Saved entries
┌──

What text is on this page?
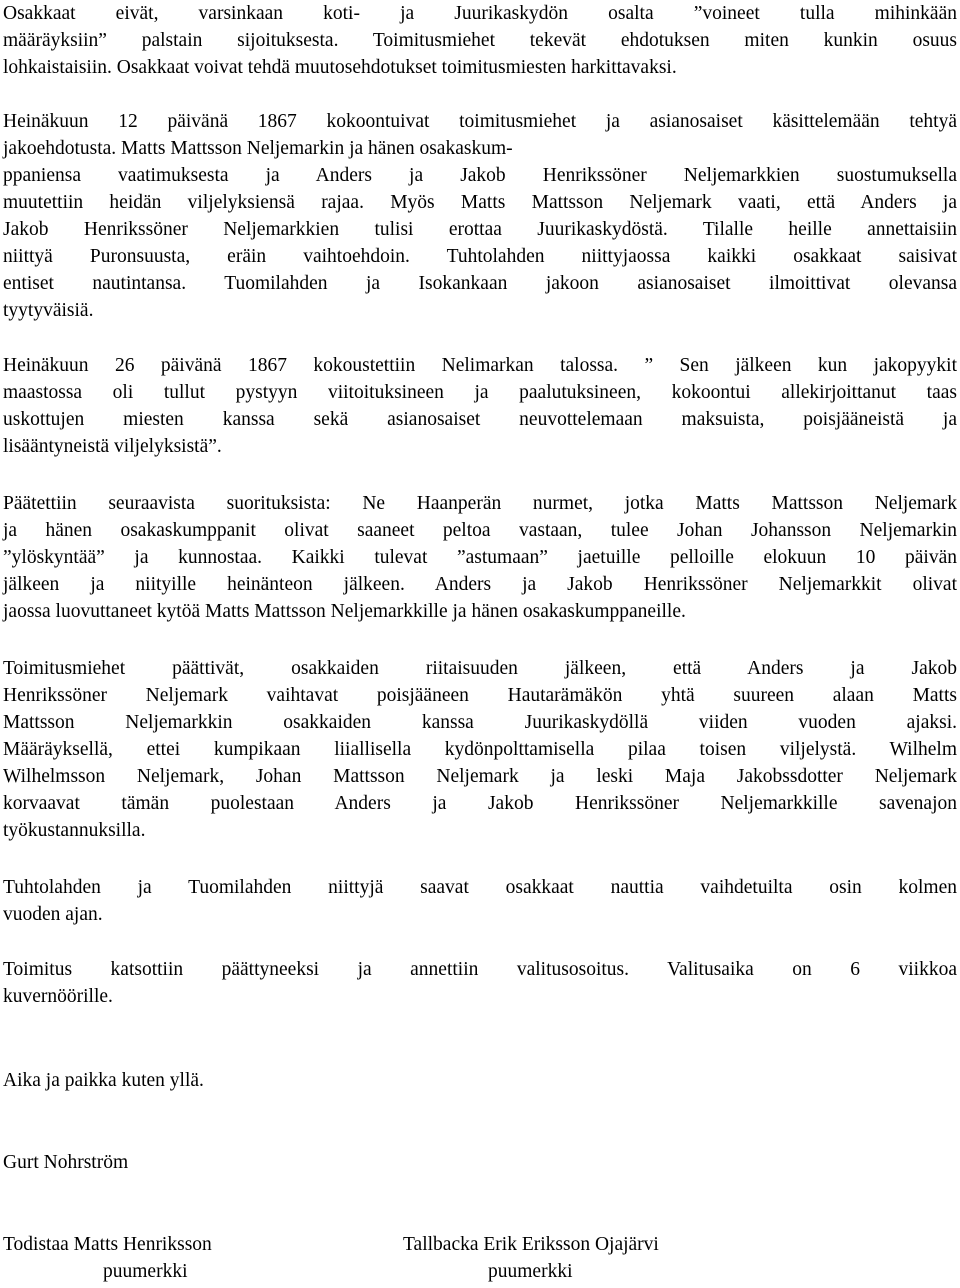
Osakkaat eivät, varsinkaan koti- ja Juurikaskydön osalta ”voineet tulla mihinkään
määräyksiin” palstain sijoituksesta. Toimitusmiehet tekevät ehdotuksen miten kunkin osuus
lohkaistaisiin. Osakkaat voivat tehdä muutosehdotukset toimitusmiesten harkittavaksi.

Heinäkuun 12 päivänä 1867 kokoontuivat toimitusmiehet ja asianosaiset käsittelemään tehtyä
jakoehdotusta. Matts Mattsson Neljemarkin ja hänen osakaskum-
ppaniensa vaatimuksesta ja Anders ja Jakob Henrikssöner Neljemarkkien suostumuksella
muutettiin heidän viljelyksiensä rajaa. Myös Matts Mattsson Neljemark vaati, että Anders ja
Jakob Henrikssöner Neljemarkkien tulisi erottaa Juurikaskydöstä. Tilalle heille annettaisiin
niittyä Puronsuusta, eräin vaihtoehdoin. Tuhtolahden niittyjaossa kaikki osakkaat saisivat
entiset nautintansa. Tuomilahden ja Isokankaan jakoon asianosaiset ilmoittivat olevansa
tyytyväisiä.

Heinäkuun 26 päivänä 1867 kokoustettiin Nelimarkan talossa. ” Sen jälkeen kun jakopyykit
maastossa oli tullut pystyyn viitoituksineen ja paalutuksineen, kokoontui allekirjoittanut taas
uskottujen miesten kanssa sekä asianosaiset neuvottelemaan maksuista, poisjääneistä ja
lisääntyneistä viljelyksistä”.

Päätettiin seuraavista suorituksista: Ne Haanperän nurmet, jotka Matts Mattsson Neljemark
ja hänen osakaskumppanit olivat saaneet peltoa vastaan, tulee Johan Johansson Neljemarkin
”ylöskyntää” ja kunnostaa. Kaikki tulevat ”astumaan” jaetuille pelloille elokuun 10 päivän
jälkeen ja niityille heinänteon jälkeen. Anders ja Jakob Henrikssöner Neljemarkkit olivat
jaossa luovuttaneet kytöä Matts Mattsson Neljemarkkille ja hänen osakaskumppaneille.

Toimitusmiehet päättivät, osakkaiden riitaisuuden jälkeen, että Anders ja Jakob
Henrikssöner Neljemark vaihtavat poisjääneen Hautarämäkön yhtä suureen alaan Matts
Mattsson Neljemarkkin osakkaiden kanssa Juurikaskydöllä viiden vuoden ajaksi.
Määräyksellä, ettei kumpikaan liiallisella kydönpolttamisella pilaa toisen viljelystä. Wilhelm
Wilhelmsson Neljemark, Johan Mattsson Neljemark ja leski Maja Jakobssdotter Neljemark
korvaavat tämän puolestaan Anders ja Jakob Henrikssöner Neljemarkkille savenajon
työkustannuksilla.

Tuhtolahden ja Tuomilahden niittyjä saavat osakkaat nauttia vaihdetuilta osin kolmen
vuoden ajan.

Toimitus katsottiin päättyneeksi ja annettiin valitusosoitus. Valitusaika on 6 viikkoa
kuvernöörille.

Aika ja paikka kuten yllä.

Gurt Nohrström

Todistaa Matts Henriksson
puumerkki
Tallbacka Erik Eriksson Ojajärvi
puumerkki
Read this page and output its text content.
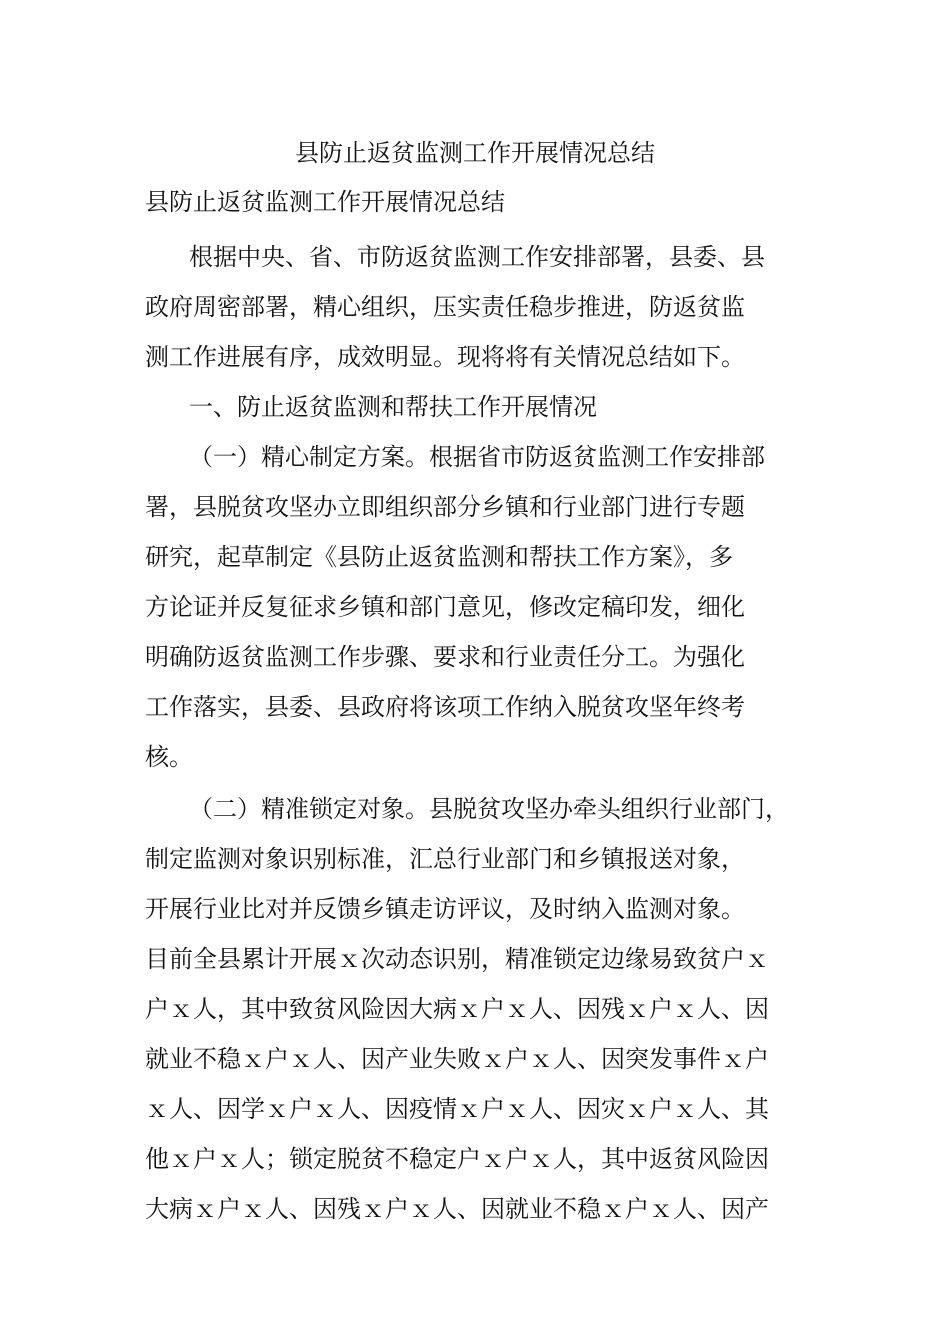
县防止返贫监测工作开展情况总结
县防止返贫监测工作开展情况总结
根据中央、省、市防返贫监测工作安排部署，县委、县
政府周密部署，精心组织，压实责任稳步推进，防返贫监
测工作进展有序，成效明显。现将将有关情况总结如下。
一、防止返贫监测和帮扶工作开展情况
（一）精心制定方案。根据省市防返贫监测工作安排部
署，县脱贫攻坚办立即组织部分乡镇和行业部门进行专题
研究，起草制定《县防止返贫监测和帮扶工作方案》，多
方论证并反复征求乡镇和部门意见，修改定稿印发，细化
明确防返贫监测工作步骤、要求和行业责任分工。为强化
工作落实，县委、县政府将该项工作纳入脱贫攻坚年终考
核。
（二）精准锁定对象。县脱贫攻坚办牵头组织行业部门，
制定监测对象识别标准，汇总行业部门和乡镇报送对象，
开展行业比对并反馈乡镇走访评议，及时纳入监测对象。
目前全县累计开展ｘ次动态识别，精准锁定边缘易致贫户ｘ
户ｘ人，其中致贫风险因大病ｘ户ｘ人、因残ｘ户ｘ人、因
就业不稳ｘ户ｘ人、因产业失败ｘ户ｘ人、因突发事件ｘ户
ｘ人、因学ｘ户ｘ人、因疫情ｘ户ｘ人、因灾ｘ户ｘ人、其
他ｘ户ｘ人；锁定脱贫不稳定户ｘ户ｘ人，其中返贫风险因
大病ｘ户ｘ人、因残ｘ户ｘ人、因就业不稳ｘ户ｘ人、因产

└──

Exercise aim |
Only a number is wanted: how many lines contain "osakkaiden"?

Expected answer |
2